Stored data
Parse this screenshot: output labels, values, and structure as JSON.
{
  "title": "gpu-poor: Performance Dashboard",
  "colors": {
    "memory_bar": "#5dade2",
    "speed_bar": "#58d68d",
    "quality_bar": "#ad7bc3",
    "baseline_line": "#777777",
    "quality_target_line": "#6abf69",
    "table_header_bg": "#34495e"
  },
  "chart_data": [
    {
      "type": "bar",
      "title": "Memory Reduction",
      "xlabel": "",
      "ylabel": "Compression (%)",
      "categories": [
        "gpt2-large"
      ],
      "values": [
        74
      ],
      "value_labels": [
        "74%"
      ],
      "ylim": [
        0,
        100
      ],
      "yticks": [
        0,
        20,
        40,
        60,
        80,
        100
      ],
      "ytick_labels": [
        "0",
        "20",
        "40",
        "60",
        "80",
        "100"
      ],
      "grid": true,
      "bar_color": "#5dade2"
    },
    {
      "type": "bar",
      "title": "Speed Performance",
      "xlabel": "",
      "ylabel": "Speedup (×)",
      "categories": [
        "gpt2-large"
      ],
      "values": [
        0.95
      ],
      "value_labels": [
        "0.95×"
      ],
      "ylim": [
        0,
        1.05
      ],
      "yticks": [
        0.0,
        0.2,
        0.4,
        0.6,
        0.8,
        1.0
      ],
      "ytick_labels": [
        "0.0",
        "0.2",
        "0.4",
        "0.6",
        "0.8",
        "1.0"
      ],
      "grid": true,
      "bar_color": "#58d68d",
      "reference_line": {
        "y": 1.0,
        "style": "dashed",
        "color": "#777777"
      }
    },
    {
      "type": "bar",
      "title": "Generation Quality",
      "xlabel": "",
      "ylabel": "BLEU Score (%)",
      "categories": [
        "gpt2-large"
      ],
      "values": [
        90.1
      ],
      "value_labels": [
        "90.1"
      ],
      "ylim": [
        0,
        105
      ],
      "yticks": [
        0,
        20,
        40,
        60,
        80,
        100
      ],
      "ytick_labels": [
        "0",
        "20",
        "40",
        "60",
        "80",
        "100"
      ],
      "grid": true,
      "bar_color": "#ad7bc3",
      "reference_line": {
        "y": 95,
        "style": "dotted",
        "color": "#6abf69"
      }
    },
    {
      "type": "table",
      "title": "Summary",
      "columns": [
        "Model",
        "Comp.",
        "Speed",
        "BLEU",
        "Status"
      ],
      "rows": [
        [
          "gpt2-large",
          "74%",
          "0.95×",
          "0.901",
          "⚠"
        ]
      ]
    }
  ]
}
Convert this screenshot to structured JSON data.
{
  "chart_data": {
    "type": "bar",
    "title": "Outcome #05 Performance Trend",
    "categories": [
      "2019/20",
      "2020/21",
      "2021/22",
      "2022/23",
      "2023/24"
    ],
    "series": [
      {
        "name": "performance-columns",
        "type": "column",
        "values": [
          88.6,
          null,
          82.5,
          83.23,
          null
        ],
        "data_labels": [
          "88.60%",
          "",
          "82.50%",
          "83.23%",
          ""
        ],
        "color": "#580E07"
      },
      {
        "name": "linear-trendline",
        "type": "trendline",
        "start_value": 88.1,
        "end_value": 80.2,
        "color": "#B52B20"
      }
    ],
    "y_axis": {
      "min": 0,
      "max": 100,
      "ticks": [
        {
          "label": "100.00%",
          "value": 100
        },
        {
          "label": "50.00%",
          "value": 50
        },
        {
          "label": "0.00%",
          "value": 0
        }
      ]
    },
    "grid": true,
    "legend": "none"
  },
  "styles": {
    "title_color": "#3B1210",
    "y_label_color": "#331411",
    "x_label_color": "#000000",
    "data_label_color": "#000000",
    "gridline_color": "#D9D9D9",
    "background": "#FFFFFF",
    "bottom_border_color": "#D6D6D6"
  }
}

> Aim
Extract all lines from the data in which "trendline" is found.

> Result below
        "name": "linear-trendline",
        "type": "trendline",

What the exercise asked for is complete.